____ Materials provided

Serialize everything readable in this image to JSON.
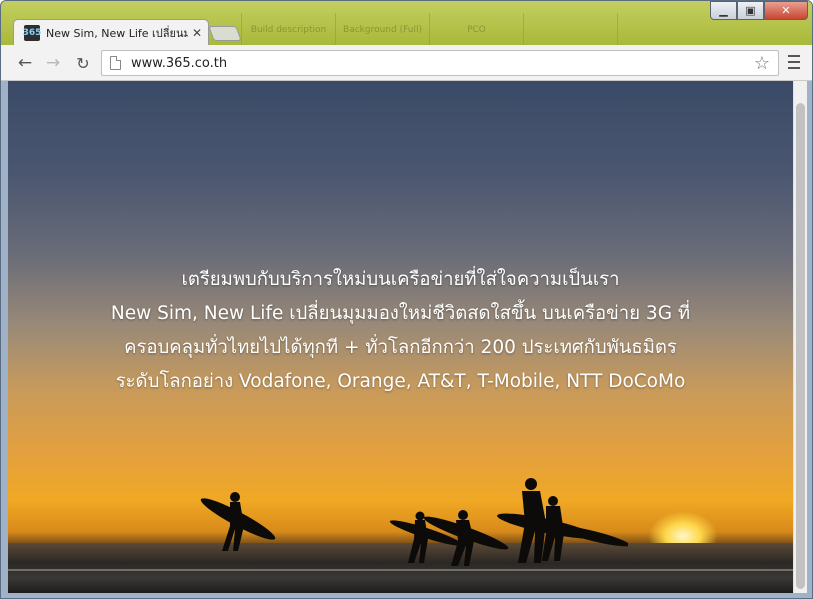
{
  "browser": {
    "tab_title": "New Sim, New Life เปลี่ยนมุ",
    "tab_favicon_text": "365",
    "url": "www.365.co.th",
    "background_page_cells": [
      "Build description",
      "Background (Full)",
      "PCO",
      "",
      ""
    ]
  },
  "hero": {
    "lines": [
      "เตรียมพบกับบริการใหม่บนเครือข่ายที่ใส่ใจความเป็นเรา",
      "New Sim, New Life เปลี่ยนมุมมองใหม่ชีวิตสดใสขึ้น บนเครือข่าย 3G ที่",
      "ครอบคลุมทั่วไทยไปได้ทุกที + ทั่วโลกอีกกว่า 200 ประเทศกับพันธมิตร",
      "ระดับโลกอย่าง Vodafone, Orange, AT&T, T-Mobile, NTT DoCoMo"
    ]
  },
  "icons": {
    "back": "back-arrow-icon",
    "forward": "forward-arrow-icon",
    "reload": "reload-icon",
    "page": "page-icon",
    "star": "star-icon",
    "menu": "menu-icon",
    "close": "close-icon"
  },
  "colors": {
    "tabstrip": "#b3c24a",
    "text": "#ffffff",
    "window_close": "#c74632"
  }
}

________

# Written exercise
Print all entries exactly. The images do not belong in the copy.

# Response to this task
Serialize everything readable in this image to JSON.
{
  "browser": {
    "tab_title": "New Sim, New Life เปลี่ยนมุ",
    "tab_favicon_text": "365",
    "url": "www.365.co.th",
    "background_page_cells": [
      "Build description",
      "Background (Full)",
      "PCO",
      "",
      ""
    ]
  },
  "hero": {
    "lines": [
      "เตรียมพบกับบริการใหม่บนเครือข่ายที่ใส่ใจความเป็นเรา",
      "New Sim, New Life เปลี่ยนมุมมองใหม่ชีวิตสดใสขึ้น บนเครือข่าย 3G ที่",
      "ครอบคลุมทั่วไทยไปได้ทุกที + ทั่วโลกอีกกว่า 200 ประเทศกับพันธมิตร",
      "ระดับโลกอย่าง Vodafone, Orange, AT&T, T-Mobile, NTT DoCoMo"
    ]
  },
  "icons": {
    "back": "back-arrow-icon",
    "forward": "forward-arrow-icon",
    "reload": "reload-icon",
    "page": "page-icon",
    "star": "star-icon",
    "menu": "menu-icon",
    "close": "close-icon"
  },
  "colors": {
    "tabstrip": "#b3c24a",
    "text": "#ffffff",
    "window_close": "#c74632"
  }
}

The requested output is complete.